===== Data =====
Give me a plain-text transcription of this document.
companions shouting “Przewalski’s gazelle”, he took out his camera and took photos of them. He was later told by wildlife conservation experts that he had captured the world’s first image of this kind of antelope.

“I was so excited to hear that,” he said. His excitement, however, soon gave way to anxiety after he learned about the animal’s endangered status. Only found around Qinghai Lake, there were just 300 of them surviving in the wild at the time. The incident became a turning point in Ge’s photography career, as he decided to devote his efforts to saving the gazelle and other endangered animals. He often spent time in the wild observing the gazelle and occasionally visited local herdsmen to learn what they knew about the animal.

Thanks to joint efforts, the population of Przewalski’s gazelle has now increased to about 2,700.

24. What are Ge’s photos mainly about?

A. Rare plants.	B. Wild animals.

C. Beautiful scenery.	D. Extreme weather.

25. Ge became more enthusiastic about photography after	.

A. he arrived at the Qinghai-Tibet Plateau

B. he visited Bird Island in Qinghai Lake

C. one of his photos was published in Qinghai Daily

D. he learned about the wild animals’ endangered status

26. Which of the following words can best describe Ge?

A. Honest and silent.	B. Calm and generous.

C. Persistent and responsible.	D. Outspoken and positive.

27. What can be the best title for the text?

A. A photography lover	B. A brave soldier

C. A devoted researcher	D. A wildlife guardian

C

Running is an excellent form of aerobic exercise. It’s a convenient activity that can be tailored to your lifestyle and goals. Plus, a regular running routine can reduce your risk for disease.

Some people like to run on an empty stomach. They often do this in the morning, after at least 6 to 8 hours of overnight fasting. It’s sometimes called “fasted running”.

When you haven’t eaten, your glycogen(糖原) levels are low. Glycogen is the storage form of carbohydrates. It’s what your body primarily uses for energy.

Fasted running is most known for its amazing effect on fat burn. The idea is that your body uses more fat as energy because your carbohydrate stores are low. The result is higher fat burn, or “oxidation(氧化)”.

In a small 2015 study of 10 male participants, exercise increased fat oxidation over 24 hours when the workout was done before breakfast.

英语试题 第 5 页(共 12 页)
=====
===== Data =====
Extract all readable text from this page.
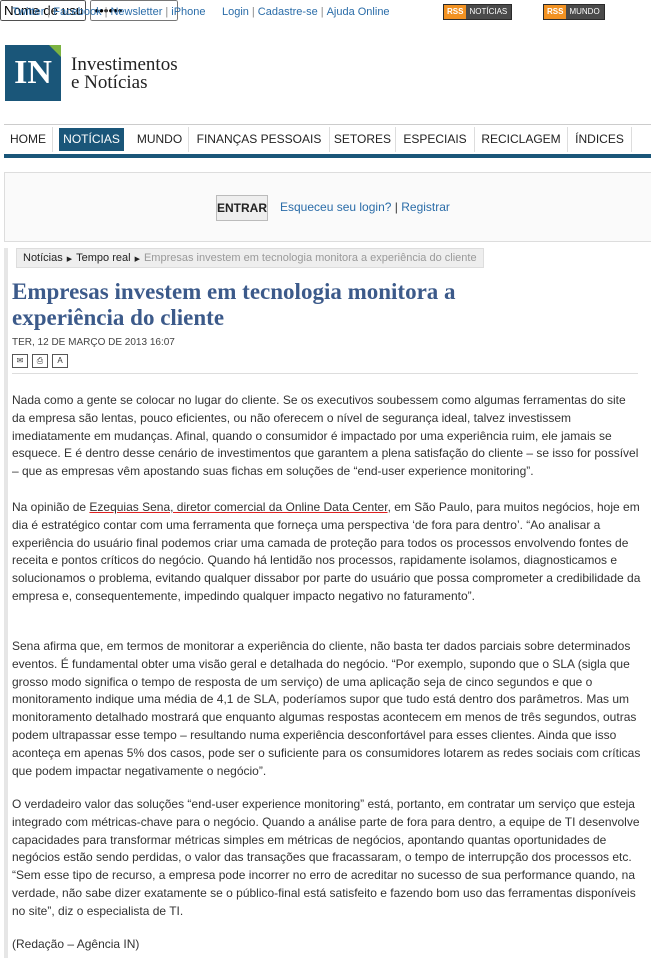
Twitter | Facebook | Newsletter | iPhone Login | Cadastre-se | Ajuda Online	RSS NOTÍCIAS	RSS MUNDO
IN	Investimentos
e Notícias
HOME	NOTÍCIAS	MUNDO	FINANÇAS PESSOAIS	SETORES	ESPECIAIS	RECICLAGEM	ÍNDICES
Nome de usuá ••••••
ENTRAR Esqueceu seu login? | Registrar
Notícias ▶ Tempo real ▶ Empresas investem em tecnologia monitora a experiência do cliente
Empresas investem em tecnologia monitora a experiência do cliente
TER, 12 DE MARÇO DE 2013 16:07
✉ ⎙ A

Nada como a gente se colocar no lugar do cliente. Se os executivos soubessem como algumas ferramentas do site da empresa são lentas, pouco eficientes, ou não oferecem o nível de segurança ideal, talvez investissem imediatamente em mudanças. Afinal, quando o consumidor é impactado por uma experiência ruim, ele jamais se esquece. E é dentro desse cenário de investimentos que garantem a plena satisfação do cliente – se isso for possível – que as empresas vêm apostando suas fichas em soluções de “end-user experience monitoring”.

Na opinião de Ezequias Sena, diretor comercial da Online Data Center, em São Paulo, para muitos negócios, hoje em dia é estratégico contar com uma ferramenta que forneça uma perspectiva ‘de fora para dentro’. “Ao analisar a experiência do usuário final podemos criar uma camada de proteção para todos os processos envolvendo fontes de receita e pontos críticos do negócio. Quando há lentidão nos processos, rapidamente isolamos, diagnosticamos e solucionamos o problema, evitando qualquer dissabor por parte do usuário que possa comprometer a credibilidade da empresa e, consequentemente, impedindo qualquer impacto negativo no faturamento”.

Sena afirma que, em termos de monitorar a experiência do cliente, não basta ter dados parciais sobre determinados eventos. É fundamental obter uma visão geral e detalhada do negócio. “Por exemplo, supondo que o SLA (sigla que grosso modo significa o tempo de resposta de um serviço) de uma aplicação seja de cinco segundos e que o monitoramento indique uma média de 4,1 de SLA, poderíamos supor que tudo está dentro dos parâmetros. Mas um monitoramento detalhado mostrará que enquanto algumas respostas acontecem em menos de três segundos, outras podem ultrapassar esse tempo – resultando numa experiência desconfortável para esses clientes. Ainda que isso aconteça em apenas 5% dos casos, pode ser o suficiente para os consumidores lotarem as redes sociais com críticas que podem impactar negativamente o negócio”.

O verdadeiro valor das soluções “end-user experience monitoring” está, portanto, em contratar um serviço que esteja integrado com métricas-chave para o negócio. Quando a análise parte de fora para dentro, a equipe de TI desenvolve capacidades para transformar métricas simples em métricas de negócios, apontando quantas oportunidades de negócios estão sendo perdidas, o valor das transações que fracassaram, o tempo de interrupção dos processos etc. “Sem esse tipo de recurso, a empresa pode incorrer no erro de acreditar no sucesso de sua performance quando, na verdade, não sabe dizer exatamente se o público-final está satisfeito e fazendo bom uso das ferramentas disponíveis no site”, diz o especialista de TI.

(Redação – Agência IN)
=====
### To be done
All lines above containing the string "exercise" are to be collected.

### Expected output
Running is an excellent form of aerobic exercise. It’s a convenient activity that can be tailored to your lifestyle and goals. Plus, a regular running routine can reduce your risk for disease.
In a small 2015 study of 10 male participants, exercise increased fat oxidation over 24 hours when the workout was done before breakfast.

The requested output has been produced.